Your task: Reproduce every one of the lines below without any change, omitting the pictures from your output.

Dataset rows
________________________________________

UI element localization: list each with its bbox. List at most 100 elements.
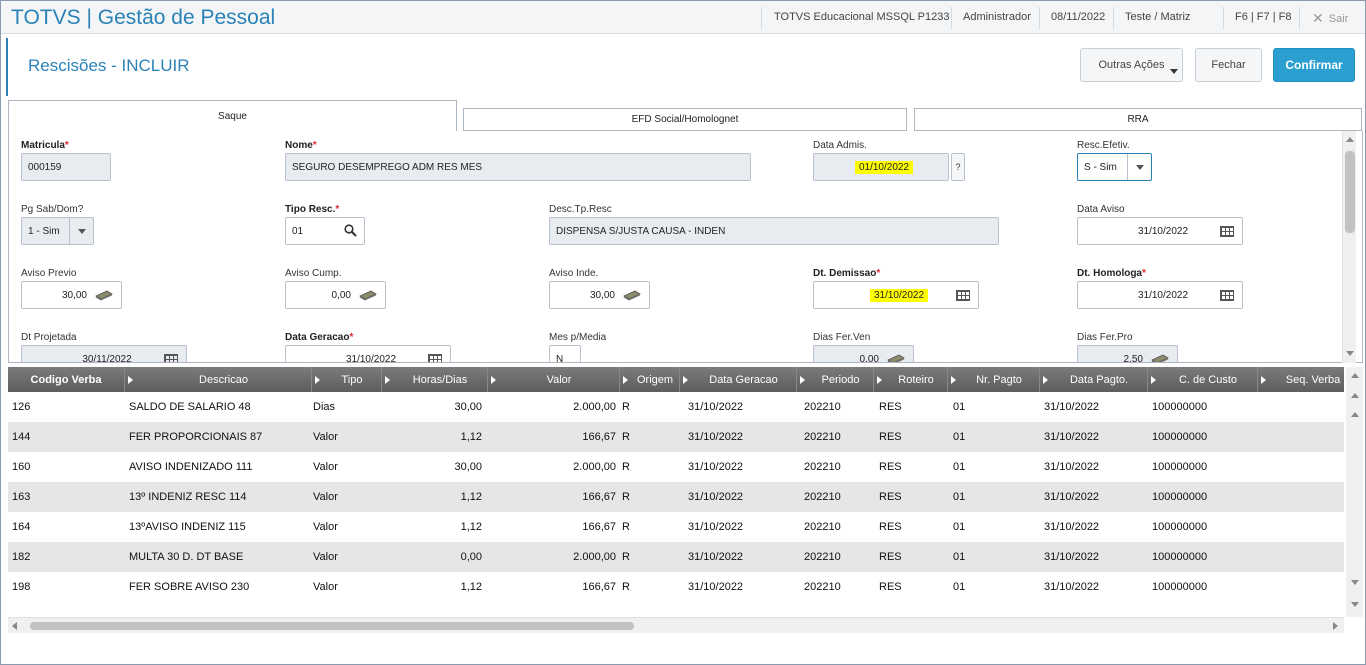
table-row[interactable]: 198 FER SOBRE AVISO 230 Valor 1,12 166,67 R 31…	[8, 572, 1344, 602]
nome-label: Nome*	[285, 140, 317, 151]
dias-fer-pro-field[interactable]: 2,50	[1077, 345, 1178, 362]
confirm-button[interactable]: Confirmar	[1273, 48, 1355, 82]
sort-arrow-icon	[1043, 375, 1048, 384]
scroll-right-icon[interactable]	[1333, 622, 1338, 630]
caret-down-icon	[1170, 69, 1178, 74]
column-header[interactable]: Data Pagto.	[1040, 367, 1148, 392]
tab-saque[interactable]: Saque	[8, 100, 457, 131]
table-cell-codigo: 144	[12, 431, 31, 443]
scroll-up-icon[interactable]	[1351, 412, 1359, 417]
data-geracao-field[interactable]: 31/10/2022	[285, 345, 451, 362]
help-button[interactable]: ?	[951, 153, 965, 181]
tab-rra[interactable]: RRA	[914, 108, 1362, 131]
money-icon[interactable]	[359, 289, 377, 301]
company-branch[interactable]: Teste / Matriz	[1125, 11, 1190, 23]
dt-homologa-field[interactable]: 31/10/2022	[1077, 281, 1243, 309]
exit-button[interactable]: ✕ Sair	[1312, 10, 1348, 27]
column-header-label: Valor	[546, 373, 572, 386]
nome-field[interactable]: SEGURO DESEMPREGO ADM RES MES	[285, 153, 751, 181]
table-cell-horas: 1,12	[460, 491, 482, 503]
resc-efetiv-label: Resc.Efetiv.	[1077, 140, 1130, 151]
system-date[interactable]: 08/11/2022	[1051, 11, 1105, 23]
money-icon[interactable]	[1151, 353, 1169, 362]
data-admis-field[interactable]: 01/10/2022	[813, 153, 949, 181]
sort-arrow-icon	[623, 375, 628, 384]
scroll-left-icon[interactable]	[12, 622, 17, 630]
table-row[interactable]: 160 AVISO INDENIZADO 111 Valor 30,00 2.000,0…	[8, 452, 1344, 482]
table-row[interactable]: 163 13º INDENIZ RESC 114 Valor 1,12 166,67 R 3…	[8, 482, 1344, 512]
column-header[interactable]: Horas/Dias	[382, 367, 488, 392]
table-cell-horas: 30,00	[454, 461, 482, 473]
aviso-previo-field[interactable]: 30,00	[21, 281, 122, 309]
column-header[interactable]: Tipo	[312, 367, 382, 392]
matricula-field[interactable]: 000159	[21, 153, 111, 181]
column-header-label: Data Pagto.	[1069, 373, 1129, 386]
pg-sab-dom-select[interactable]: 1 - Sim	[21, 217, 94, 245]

________________________________________

Full answer:
UI element localization: list each with its bbox. List at most 100 elements.
table-row[interactable]: 198 FER SOBRE AVISO 230 Valor 1,12 166,67 R 31…	[8, 572, 1344, 602]
nome-label: Nome*	[285, 140, 317, 151]
dias-fer-pro-field[interactable]: 2,50	[1077, 345, 1178, 362]
confirm-button[interactable]: Confirmar	[1273, 48, 1355, 82]
sort-arrow-icon	[1043, 375, 1048, 384]
scroll-right-icon[interactable]	[1333, 622, 1338, 630]
caret-down-icon	[1170, 69, 1178, 74]
column-header[interactable]: Data Pagto.	[1040, 367, 1148, 392]
tab-saque[interactable]: Saque	[8, 100, 457, 131]
table-cell-codigo: 144	[12, 431, 31, 443]
scroll-up-icon[interactable]	[1351, 412, 1359, 417]
data-geracao-field[interactable]: 31/10/2022	[285, 345, 451, 362]
help-button[interactable]: ?	[951, 153, 965, 181]
tab-rra[interactable]: RRA	[914, 108, 1362, 131]
money-icon[interactable]	[359, 289, 377, 301]
company-branch[interactable]: Teste / Matriz	[1125, 11, 1190, 23]
dt-homologa-field[interactable]: 31/10/2022	[1077, 281, 1243, 309]
exit-button[interactable]: ✕ Sair	[1312, 10, 1348, 27]
column-header-label: Valor	[546, 373, 572, 386]
nome-field[interactable]: SEGURO DESEMPREGO ADM RES MES	[285, 153, 751, 181]
table-cell-horas: 1,12	[460, 491, 482, 503]
resc-efetiv-label: Resc.Efetiv.	[1077, 140, 1130, 151]
system-date[interactable]: 08/11/2022	[1051, 11, 1105, 23]
money-icon[interactable]	[1151, 353, 1169, 362]
data-admis-field[interactable]: 01/10/2022	[813, 153, 949, 181]
sort-arrow-icon	[623, 375, 628, 384]
scroll-left-icon[interactable]	[12, 622, 17, 630]
table-row[interactable]: 160 AVISO INDENIZADO 111 Valor 30,00 2.000,0…	[8, 452, 1344, 482]
table-row[interactable]: 163 13º INDENIZ RESC 114 Valor 1,12 166,67 R 3…	[8, 482, 1344, 512]
column-header[interactable]: Horas/Dias	[382, 367, 488, 392]
table-cell-horas: 30,00	[454, 461, 482, 473]
aviso-previo-field[interactable]: 30,00	[21, 281, 122, 309]
column-header[interactable]: Tipo	[312, 367, 382, 392]
matricula-field[interactable]: 000159	[21, 153, 111, 181]
column-header-label: Data Pagto.	[1069, 373, 1129, 386]
pg-sab-dom-select[interactable]: 1 - Sim	[21, 217, 94, 245]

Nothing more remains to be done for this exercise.